» GIVEN TASK
Which lines in the records below contain the word "bază"? Copy each of them.

» RECORDS FOR THIS TASK
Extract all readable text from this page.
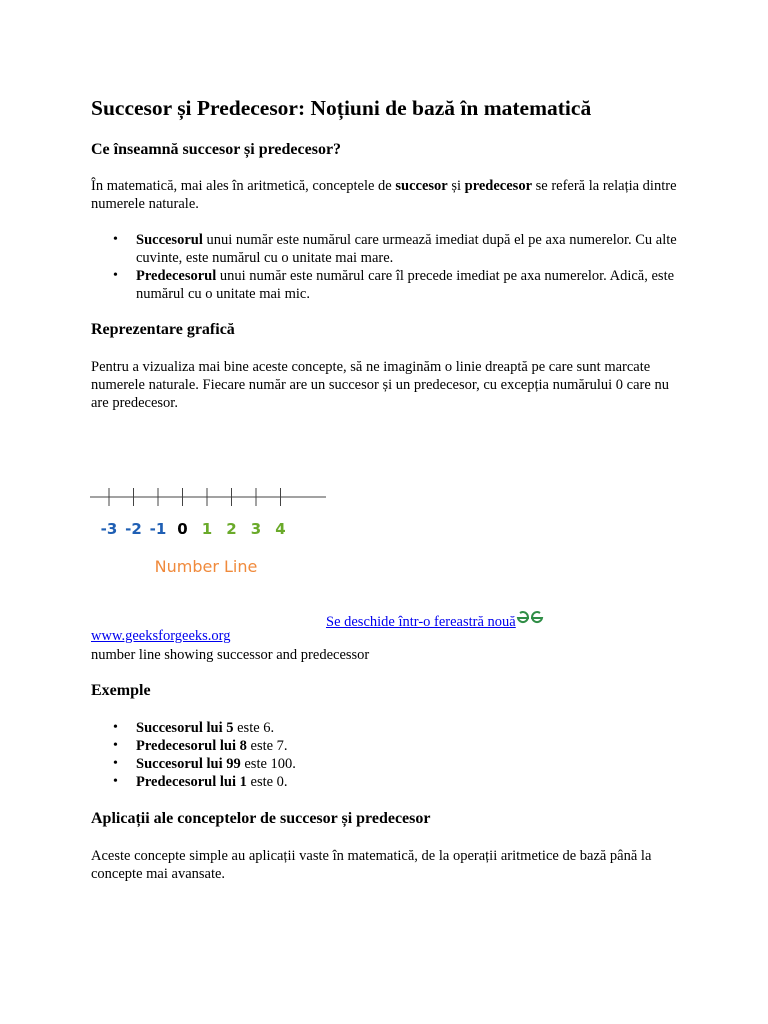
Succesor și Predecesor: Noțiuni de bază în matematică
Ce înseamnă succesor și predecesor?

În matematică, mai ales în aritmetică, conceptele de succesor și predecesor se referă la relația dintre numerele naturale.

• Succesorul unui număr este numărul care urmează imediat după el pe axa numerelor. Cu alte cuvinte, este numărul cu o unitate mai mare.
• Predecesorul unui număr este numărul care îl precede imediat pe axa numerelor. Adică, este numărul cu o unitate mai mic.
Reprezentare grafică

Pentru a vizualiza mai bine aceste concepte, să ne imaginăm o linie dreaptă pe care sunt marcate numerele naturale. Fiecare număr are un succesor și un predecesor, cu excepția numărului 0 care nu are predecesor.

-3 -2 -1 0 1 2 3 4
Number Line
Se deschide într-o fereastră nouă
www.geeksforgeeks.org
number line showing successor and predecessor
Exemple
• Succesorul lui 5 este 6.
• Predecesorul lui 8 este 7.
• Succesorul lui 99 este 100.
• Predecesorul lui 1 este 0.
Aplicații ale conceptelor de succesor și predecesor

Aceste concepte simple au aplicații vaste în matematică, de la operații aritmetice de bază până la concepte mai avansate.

...

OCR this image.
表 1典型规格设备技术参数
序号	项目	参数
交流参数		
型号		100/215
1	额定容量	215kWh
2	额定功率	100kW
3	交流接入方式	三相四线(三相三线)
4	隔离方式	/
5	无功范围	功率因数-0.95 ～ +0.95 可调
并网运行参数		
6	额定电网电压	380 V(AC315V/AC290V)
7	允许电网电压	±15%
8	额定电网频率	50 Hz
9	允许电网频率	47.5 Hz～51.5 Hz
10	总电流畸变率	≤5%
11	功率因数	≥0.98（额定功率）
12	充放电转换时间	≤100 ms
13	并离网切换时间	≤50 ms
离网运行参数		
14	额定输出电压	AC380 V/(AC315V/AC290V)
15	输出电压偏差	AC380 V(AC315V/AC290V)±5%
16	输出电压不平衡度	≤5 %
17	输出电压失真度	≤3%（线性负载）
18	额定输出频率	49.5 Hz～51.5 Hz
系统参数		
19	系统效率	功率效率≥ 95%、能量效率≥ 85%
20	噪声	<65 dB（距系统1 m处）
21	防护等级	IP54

» FULL RESPONSE
Succesor și Predecesor: Noțiuni de bază în matematică
Aceste concepte simple au aplicații vaste în matematică, de la operații aritmetice de bază până la concepte mai avansate.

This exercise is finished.